** start **
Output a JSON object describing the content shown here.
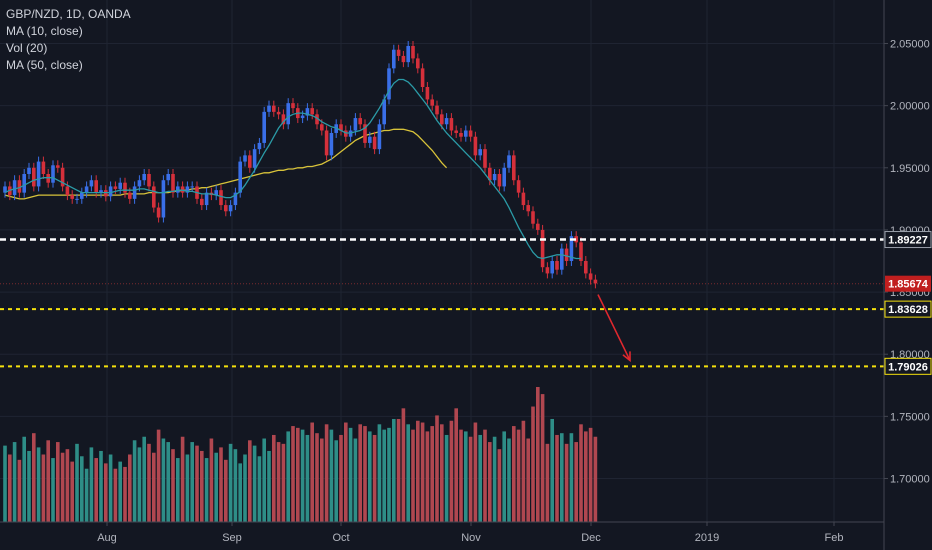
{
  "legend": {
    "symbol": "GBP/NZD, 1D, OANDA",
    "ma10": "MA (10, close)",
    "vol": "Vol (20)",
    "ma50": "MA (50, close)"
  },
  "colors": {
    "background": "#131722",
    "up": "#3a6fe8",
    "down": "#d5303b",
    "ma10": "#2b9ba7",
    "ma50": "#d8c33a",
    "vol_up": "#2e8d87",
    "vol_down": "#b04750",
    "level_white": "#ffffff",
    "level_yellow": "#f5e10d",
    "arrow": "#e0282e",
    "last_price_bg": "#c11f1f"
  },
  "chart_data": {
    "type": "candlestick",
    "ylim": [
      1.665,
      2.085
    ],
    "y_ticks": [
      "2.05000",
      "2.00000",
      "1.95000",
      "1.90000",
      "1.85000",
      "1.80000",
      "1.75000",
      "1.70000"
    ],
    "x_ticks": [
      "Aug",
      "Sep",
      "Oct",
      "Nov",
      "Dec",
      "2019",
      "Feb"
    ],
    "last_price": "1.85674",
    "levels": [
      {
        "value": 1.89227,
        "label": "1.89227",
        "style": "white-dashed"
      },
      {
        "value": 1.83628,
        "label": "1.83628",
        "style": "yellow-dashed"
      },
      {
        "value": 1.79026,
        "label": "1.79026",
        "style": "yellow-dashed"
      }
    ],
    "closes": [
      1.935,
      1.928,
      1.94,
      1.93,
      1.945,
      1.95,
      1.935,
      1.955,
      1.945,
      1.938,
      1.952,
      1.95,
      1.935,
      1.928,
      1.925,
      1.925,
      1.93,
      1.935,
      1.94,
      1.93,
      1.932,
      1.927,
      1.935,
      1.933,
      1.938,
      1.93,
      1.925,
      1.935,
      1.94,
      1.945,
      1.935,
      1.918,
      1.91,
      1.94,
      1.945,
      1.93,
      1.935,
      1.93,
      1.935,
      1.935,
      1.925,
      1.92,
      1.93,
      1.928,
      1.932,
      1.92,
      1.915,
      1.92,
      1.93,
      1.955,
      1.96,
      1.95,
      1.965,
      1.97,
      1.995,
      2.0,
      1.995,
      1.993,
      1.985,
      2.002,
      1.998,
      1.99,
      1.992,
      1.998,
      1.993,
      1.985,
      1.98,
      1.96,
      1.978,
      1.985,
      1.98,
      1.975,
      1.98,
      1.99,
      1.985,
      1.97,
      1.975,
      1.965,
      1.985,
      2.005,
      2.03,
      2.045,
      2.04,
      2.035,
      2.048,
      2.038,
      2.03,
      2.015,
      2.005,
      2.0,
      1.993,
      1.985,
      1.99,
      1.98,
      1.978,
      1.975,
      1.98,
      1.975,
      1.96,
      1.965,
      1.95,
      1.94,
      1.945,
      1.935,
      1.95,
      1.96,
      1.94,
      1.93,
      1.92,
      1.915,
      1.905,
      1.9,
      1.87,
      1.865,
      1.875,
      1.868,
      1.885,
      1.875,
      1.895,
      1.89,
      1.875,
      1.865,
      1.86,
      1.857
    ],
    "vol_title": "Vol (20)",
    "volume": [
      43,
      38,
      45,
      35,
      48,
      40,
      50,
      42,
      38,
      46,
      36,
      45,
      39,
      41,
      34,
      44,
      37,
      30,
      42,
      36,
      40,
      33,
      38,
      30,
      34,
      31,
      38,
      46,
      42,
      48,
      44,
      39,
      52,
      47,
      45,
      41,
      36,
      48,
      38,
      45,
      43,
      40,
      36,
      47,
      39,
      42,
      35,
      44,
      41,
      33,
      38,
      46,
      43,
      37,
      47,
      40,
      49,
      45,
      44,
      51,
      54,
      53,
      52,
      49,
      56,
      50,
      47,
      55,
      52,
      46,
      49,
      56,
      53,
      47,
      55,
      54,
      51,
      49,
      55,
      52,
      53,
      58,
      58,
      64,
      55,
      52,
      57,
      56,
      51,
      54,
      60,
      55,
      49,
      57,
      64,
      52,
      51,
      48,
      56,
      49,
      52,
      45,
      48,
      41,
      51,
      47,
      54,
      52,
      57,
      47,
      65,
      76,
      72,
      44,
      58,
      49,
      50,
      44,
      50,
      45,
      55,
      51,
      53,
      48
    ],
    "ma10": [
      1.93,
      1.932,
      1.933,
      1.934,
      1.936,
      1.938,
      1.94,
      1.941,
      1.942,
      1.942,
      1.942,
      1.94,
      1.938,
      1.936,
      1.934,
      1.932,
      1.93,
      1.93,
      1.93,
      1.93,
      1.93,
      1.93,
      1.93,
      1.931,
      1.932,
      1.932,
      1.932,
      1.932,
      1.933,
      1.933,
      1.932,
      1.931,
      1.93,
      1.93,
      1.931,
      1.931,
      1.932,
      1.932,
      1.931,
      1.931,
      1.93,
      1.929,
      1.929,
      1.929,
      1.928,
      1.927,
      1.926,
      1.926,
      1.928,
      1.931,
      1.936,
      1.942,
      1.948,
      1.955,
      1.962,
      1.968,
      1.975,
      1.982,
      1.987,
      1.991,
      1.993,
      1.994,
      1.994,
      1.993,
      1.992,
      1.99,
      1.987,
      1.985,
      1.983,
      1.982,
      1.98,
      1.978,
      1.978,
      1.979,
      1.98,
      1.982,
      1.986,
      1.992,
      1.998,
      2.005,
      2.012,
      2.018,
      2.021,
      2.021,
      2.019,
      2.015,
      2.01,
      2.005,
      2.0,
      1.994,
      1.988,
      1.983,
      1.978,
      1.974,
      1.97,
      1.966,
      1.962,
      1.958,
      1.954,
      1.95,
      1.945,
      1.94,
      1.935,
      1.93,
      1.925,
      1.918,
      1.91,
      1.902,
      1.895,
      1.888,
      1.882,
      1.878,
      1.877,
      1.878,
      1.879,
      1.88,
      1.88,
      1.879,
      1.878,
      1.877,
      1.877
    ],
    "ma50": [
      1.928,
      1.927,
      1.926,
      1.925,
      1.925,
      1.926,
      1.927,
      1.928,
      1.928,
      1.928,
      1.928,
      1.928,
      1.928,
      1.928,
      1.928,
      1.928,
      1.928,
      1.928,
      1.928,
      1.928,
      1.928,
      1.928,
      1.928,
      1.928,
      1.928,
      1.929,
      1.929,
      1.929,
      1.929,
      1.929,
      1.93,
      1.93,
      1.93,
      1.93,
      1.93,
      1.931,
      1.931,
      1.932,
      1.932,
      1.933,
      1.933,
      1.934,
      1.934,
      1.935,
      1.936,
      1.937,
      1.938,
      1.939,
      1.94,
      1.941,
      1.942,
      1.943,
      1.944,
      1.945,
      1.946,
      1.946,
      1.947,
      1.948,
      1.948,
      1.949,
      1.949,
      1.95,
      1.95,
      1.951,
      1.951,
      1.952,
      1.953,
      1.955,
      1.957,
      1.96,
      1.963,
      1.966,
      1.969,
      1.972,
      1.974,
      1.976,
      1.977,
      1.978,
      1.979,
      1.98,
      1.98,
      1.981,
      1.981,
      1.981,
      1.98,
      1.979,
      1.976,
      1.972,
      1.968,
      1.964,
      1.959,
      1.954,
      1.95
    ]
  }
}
** end **
▶ **Required work**: Output the entries above exactly, without their pictures.

▶ **In response**:
Output a JSON object describing the content shown here.
{
  "legend": {
    "symbol": "GBP/NZD, 1D, OANDA",
    "ma10": "MA (10, close)",
    "vol": "Vol (20)",
    "ma50": "MA (50, close)"
  },
  "colors": {
    "background": "#131722",
    "up": "#3a6fe8",
    "down": "#d5303b",
    "ma10": "#2b9ba7",
    "ma50": "#d8c33a",
    "vol_up": "#2e8d87",
    "vol_down": "#b04750",
    "level_white": "#ffffff",
    "level_yellow": "#f5e10d",
    "arrow": "#e0282e",
    "last_price_bg": "#c11f1f"
  },
  "chart_data": {
    "type": "candlestick",
    "ylim": [
      1.665,
      2.085
    ],
    "y_ticks": [
      "2.05000",
      "2.00000",
      "1.95000",
      "1.90000",
      "1.85000",
      "1.80000",
      "1.75000",
      "1.70000"
    ],
    "x_ticks": [
      "Aug",
      "Sep",
      "Oct",
      "Nov",
      "Dec",
      "2019",
      "Feb"
    ],
    "last_price": "1.85674",
    "levels": [
      {
        "value": 1.89227,
        "label": "1.89227",
        "style": "white-dashed"
      },
      {
        "value": 1.83628,
        "label": "1.83628",
        "style": "yellow-dashed"
      },
      {
        "value": 1.79026,
        "label": "1.79026",
        "style": "yellow-dashed"
      }
    ],
    "closes": [
      1.935,
      1.928,
      1.94,
      1.93,
      1.945,
      1.95,
      1.935,
      1.955,
      1.945,
      1.938,
      1.952,
      1.95,
      1.935,
      1.928,
      1.925,
      1.925,
      1.93,
      1.935,
      1.94,
      1.93,
      1.932,
      1.927,
      1.935,
      1.933,
      1.938,
      1.93,
      1.925,
      1.935,
      1.94,
      1.945,
      1.935,
      1.918,
      1.91,
      1.94,
      1.945,
      1.93,
      1.935,
      1.93,
      1.935,
      1.935,
      1.925,
      1.92,
      1.93,
      1.928,
      1.932,
      1.92,
      1.915,
      1.92,
      1.93,
      1.955,
      1.96,
      1.95,
      1.965,
      1.97,
      1.995,
      2.0,
      1.995,
      1.993,
      1.985,
      2.002,
      1.998,
      1.99,
      1.992,
      1.998,
      1.993,
      1.985,
      1.98,
      1.96,
      1.978,
      1.985,
      1.98,
      1.975,
      1.98,
      1.99,
      1.985,
      1.97,
      1.975,
      1.965,
      1.985,
      2.005,
      2.03,
      2.045,
      2.04,
      2.035,
      2.048,
      2.038,
      2.03,
      2.015,
      2.005,
      2.0,
      1.993,
      1.985,
      1.99,
      1.98,
      1.978,
      1.975,
      1.98,
      1.975,
      1.96,
      1.965,
      1.95,
      1.94,
      1.945,
      1.935,
      1.95,
      1.96,
      1.94,
      1.93,
      1.92,
      1.915,
      1.905,
      1.9,
      1.87,
      1.865,
      1.875,
      1.868,
      1.885,
      1.875,
      1.895,
      1.89,
      1.875,
      1.865,
      1.86,
      1.857
    ],
    "vol_title": "Vol (20)",
    "volume": [
      43,
      38,
      45,
      35,
      48,
      40,
      50,
      42,
      38,
      46,
      36,
      45,
      39,
      41,
      34,
      44,
      37,
      30,
      42,
      36,
      40,
      33,
      38,
      30,
      34,
      31,
      38,
      46,
      42,
      48,
      44,
      39,
      52,
      47,
      45,
      41,
      36,
      48,
      38,
      45,
      43,
      40,
      36,
      47,
      39,
      42,
      35,
      44,
      41,
      33,
      38,
      46,
      43,
      37,
      47,
      40,
      49,
      45,
      44,
      51,
      54,
      53,
      52,
      49,
      56,
      50,
      47,
      55,
      52,
      46,
      49,
      56,
      53,
      47,
      55,
      54,
      51,
      49,
      55,
      52,
      53,
      58,
      58,
      64,
      55,
      52,
      57,
      56,
      51,
      54,
      60,
      55,
      49,
      57,
      64,
      52,
      51,
      48,
      56,
      49,
      52,
      45,
      48,
      41,
      51,
      47,
      54,
      52,
      57,
      47,
      65,
      76,
      72,
      44,
      58,
      49,
      50,
      44,
      50,
      45,
      55,
      51,
      53,
      48
    ],
    "ma10": [
      1.93,
      1.932,
      1.933,
      1.934,
      1.936,
      1.938,
      1.94,
      1.941,
      1.942,
      1.942,
      1.942,
      1.94,
      1.938,
      1.936,
      1.934,
      1.932,
      1.93,
      1.93,
      1.93,
      1.93,
      1.93,
      1.93,
      1.93,
      1.931,
      1.932,
      1.932,
      1.932,
      1.932,
      1.933,
      1.933,
      1.932,
      1.931,
      1.93,
      1.93,
      1.931,
      1.931,
      1.932,
      1.932,
      1.931,
      1.931,
      1.93,
      1.929,
      1.929,
      1.929,
      1.928,
      1.927,
      1.926,
      1.926,
      1.928,
      1.931,
      1.936,
      1.942,
      1.948,
      1.955,
      1.962,
      1.968,
      1.975,
      1.982,
      1.987,
      1.991,
      1.993,
      1.994,
      1.994,
      1.993,
      1.992,
      1.99,
      1.987,
      1.985,
      1.983,
      1.982,
      1.98,
      1.978,
      1.978,
      1.979,
      1.98,
      1.982,
      1.986,
      1.992,
      1.998,
      2.005,
      2.012,
      2.018,
      2.021,
      2.021,
      2.019,
      2.015,
      2.01,
      2.005,
      2.0,
      1.994,
      1.988,
      1.983,
      1.978,
      1.974,
      1.97,
      1.966,
      1.962,
      1.958,
      1.954,
      1.95,
      1.945,
      1.94,
      1.935,
      1.93,
      1.925,
      1.918,
      1.91,
      1.902,
      1.895,
      1.888,
      1.882,
      1.878,
      1.877,
      1.878,
      1.879,
      1.88,
      1.88,
      1.879,
      1.878,
      1.877,
      1.877
    ],
    "ma50": [
      1.928,
      1.927,
      1.926,
      1.925,
      1.925,
      1.926,
      1.927,
      1.928,
      1.928,
      1.928,
      1.928,
      1.928,
      1.928,
      1.928,
      1.928,
      1.928,
      1.928,
      1.928,
      1.928,
      1.928,
      1.928,
      1.928,
      1.928,
      1.928,
      1.928,
      1.929,
      1.929,
      1.929,
      1.929,
      1.929,
      1.93,
      1.93,
      1.93,
      1.93,
      1.93,
      1.931,
      1.931,
      1.932,
      1.932,
      1.933,
      1.933,
      1.934,
      1.934,
      1.935,
      1.936,
      1.937,
      1.938,
      1.939,
      1.94,
      1.941,
      1.942,
      1.943,
      1.944,
      1.945,
      1.946,
      1.946,
      1.947,
      1.948,
      1.948,
      1.949,
      1.949,
      1.95,
      1.95,
      1.951,
      1.951,
      1.952,
      1.953,
      1.955,
      1.957,
      1.96,
      1.963,
      1.966,
      1.969,
      1.972,
      1.974,
      1.976,
      1.977,
      1.978,
      1.979,
      1.98,
      1.98,
      1.981,
      1.981,
      1.981,
      1.98,
      1.979,
      1.976,
      1.972,
      1.968,
      1.964,
      1.959,
      1.954,
      1.95
    ]
  }
}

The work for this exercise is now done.